§ STATED PROBLEM
Pictures aside, repeat every entry exactly.

====

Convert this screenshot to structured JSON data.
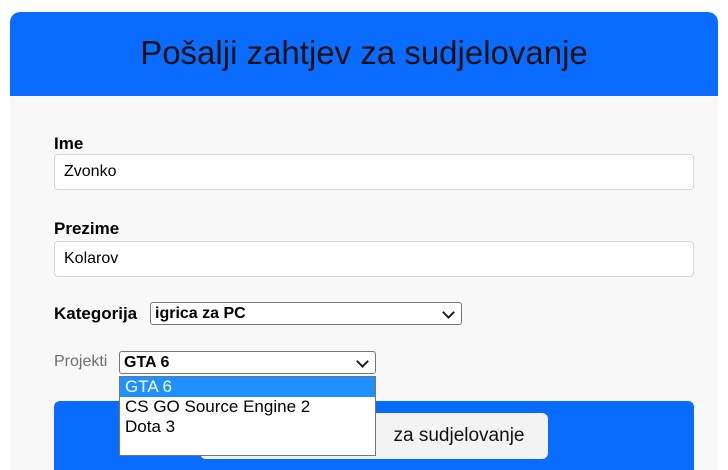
{
  "form": {
    "title": "Pošalji zahtjev za sudjelovanje",
    "ime_label": "Ime",
    "ime_value": "Zvonko",
    "prezime_label": "Prezime",
    "prezime_value": "Kolarov",
    "kategorija_label": "Kategorija",
    "kategorija_value": "igrica za PC",
    "projekti_label": "Projekti",
    "projekti_value": "GTA 6",
    "projekti_options": [
      "GTA 6",
      "CS GO Source Engine 2",
      "Dota 3"
    ],
    "submit_label": "Pošalji zahtjev za sudjelovanje",
    "submit_visible_text": "za sudjelovanje"
  },
  "colors": {
    "header_bg": "#0a6bff",
    "option_highlight": "#1e90ff"
  }
}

====

§ TASK SOLUTION
Convert this screenshot to structured JSON data.
{
  "form": {
    "title": "Pošalji zahtjev za sudjelovanje",
    "ime_label": "Ime",
    "ime_value": "Zvonko",
    "prezime_label": "Prezime",
    "prezime_value": "Kolarov",
    "kategorija_label": "Kategorija",
    "kategorija_value": "igrica za PC",
    "projekti_label": "Projekti",
    "projekti_value": "GTA 6",
    "projekti_options": [
      "GTA 6",
      "CS GO Source Engine 2",
      "Dota 3"
    ],
    "submit_label": "Pošalji zahtjev za sudjelovanje",
    "submit_visible_text": "za sudjelovanje"
  },
  "colors": {
    "header_bg": "#0a6bff",
    "option_highlight": "#1e90ff"
  }
}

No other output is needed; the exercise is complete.